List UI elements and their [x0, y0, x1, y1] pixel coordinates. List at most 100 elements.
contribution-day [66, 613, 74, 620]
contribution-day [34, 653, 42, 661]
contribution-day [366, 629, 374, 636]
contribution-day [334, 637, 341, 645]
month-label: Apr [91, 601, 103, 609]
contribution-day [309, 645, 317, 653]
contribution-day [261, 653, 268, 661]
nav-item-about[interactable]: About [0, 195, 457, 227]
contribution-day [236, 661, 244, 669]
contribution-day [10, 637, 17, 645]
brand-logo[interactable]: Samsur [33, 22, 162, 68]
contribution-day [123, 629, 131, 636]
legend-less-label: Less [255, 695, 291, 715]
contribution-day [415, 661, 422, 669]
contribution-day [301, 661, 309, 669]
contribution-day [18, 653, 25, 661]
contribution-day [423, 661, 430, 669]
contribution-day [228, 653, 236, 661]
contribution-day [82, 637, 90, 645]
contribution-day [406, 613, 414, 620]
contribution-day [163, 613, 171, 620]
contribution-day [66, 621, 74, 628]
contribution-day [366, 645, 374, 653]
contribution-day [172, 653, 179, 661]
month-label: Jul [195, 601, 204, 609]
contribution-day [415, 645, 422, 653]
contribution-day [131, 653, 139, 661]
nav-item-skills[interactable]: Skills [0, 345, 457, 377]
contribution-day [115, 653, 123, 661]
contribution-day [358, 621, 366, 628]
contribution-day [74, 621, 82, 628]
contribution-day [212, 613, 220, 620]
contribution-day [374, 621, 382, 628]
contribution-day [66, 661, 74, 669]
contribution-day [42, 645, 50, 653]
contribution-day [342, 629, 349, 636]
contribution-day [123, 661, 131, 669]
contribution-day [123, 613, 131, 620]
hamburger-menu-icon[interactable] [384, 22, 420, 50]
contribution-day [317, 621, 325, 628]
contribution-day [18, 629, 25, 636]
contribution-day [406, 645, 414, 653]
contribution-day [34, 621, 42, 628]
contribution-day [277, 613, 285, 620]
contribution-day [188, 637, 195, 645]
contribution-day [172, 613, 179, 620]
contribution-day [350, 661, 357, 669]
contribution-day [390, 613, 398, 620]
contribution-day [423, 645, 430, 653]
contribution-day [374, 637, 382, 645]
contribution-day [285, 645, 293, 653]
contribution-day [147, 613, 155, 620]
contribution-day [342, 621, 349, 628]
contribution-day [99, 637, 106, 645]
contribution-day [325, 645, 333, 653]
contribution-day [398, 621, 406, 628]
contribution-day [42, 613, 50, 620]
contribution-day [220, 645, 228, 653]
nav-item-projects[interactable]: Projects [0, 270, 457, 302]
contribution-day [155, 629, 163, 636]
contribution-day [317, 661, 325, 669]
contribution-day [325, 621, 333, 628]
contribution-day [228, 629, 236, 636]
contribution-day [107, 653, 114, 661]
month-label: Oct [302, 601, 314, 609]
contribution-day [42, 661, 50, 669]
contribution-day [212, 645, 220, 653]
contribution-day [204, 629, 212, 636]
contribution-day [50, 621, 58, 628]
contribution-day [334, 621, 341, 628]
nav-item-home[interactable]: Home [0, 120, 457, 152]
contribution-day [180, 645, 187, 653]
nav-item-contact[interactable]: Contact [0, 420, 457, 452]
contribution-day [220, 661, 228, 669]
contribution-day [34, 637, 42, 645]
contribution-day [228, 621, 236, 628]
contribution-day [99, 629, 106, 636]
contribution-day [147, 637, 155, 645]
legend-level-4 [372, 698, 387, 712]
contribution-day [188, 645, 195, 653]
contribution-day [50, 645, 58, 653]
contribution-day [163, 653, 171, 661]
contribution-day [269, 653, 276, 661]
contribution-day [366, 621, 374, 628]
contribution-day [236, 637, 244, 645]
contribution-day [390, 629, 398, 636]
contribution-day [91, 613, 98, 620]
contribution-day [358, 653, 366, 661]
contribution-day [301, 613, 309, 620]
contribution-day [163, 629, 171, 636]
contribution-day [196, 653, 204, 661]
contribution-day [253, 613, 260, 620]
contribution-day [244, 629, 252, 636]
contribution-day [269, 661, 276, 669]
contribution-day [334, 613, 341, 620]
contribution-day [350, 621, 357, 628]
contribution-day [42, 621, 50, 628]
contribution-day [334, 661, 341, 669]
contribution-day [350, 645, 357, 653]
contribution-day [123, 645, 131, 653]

^^^^^^^^^^^^^^^^

◆ Exercise instructions
Edit the data above so that every "contribution-day" becomes "activity-day", and keep everything else the same.

◆ Exercise solution
List UI elements and their [x0, y0, x1, y1] pixel coordinates. List at most 100 elements.
activity-day [66, 613, 74, 620]
activity-day [34, 653, 42, 661]
activity-day [366, 629, 374, 636]
activity-day [334, 637, 341, 645]
month-label: Apr [91, 601, 103, 609]
activity-day [309, 645, 317, 653]
activity-day [261, 653, 268, 661]
nav-item-about[interactable]: About [0, 195, 457, 227]
activity-day [236, 661, 244, 669]
activity-day [10, 637, 17, 645]
brand-logo[interactable]: Samsur [33, 22, 162, 68]
activity-day [123, 629, 131, 636]
legend-less-label: Less [255, 695, 291, 715]
activity-day [415, 661, 422, 669]
activity-day [301, 661, 309, 669]
activity-day [18, 653, 25, 661]
activity-day [423, 661, 430, 669]
activity-day [228, 653, 236, 661]
activity-day [82, 637, 90, 645]
activity-day [406, 613, 414, 620]
activity-day [163, 613, 171, 620]
activity-day [66, 621, 74, 628]
activity-day [366, 645, 374, 653]
activity-day [172, 653, 179, 661]
month-label: Jul [195, 601, 204, 609]
activity-day [415, 645, 422, 653]
activity-day [131, 653, 139, 661]
nav-item-skills[interactable]: Skills [0, 345, 457, 377]
activity-day [115, 653, 123, 661]
activity-day [358, 621, 366, 628]
activity-day [74, 621, 82, 628]
activity-day [212, 613, 220, 620]
activity-day [374, 621, 382, 628]
activity-day [66, 661, 74, 669]
activity-day [42, 645, 50, 653]
activity-day [342, 629, 349, 636]
activity-day [123, 661, 131, 669]
activity-day [123, 613, 131, 620]
hamburger-menu-icon[interactable] [384, 22, 420, 50]
activity-day [317, 621, 325, 628]
activity-day [18, 629, 25, 636]
activity-day [406, 645, 414, 653]
activity-day [34, 621, 42, 628]
activity-day [277, 613, 285, 620]
activity-day [188, 637, 195, 645]
activity-day [172, 613, 179, 620]
activity-day [350, 661, 357, 669]
activity-day [390, 613, 398, 620]
activity-day [423, 645, 430, 653]
activity-day [374, 637, 382, 645]
activity-day [285, 645, 293, 653]
activity-day [147, 613, 155, 620]
activity-day [342, 621, 349, 628]
activity-day [99, 637, 106, 645]
activity-day [325, 645, 333, 653]
activity-day [398, 621, 406, 628]
activity-day [42, 613, 50, 620]
activity-day [220, 645, 228, 653]
nav-item-projects[interactable]: Projects [0, 270, 457, 302]
activity-day [155, 629, 163, 636]
activity-day [317, 661, 325, 669]
activity-day [325, 621, 333, 628]
activity-day [228, 629, 236, 636]
activity-day [107, 653, 114, 661]
month-label: Oct [302, 601, 314, 609]
activity-day [42, 661, 50, 669]
activity-day [212, 645, 220, 653]
activity-day [204, 629, 212, 636]
activity-day [50, 621, 58, 628]
activity-day [334, 621, 341, 628]
nav-item-home[interactable]: Home [0, 120, 457, 152]
activity-day [180, 645, 187, 653]
nav-item-contact[interactable]: Contact [0, 420, 457, 452]
activity-day [220, 661, 228, 669]
activity-day [34, 637, 42, 645]
activity-day [228, 621, 236, 628]
activity-day [99, 629, 106, 636]
activity-day [147, 637, 155, 645]
legend-level-4 [372, 698, 387, 712]
activity-day [188, 645, 195, 653]
activity-day [50, 645, 58, 653]
activity-day [163, 653, 171, 661]
activity-day [269, 653, 276, 661]
activity-day [366, 621, 374, 628]
activity-day [236, 637, 244, 645]
activity-day [390, 629, 398, 636]
activity-day [91, 613, 98, 620]
activity-day [358, 653, 366, 661]
activity-day [301, 613, 309, 620]
activity-day [163, 629, 171, 636]
activity-day [196, 653, 204, 661]
activity-day [253, 613, 260, 620]
activity-day [244, 629, 252, 636]
activity-day [269, 661, 276, 669]
activity-day [334, 613, 341, 620]
activity-day [350, 621, 357, 628]
activity-day [42, 621, 50, 628]
activity-day [334, 661, 341, 669]
activity-day [350, 645, 357, 653]
activity-day [123, 645, 131, 653]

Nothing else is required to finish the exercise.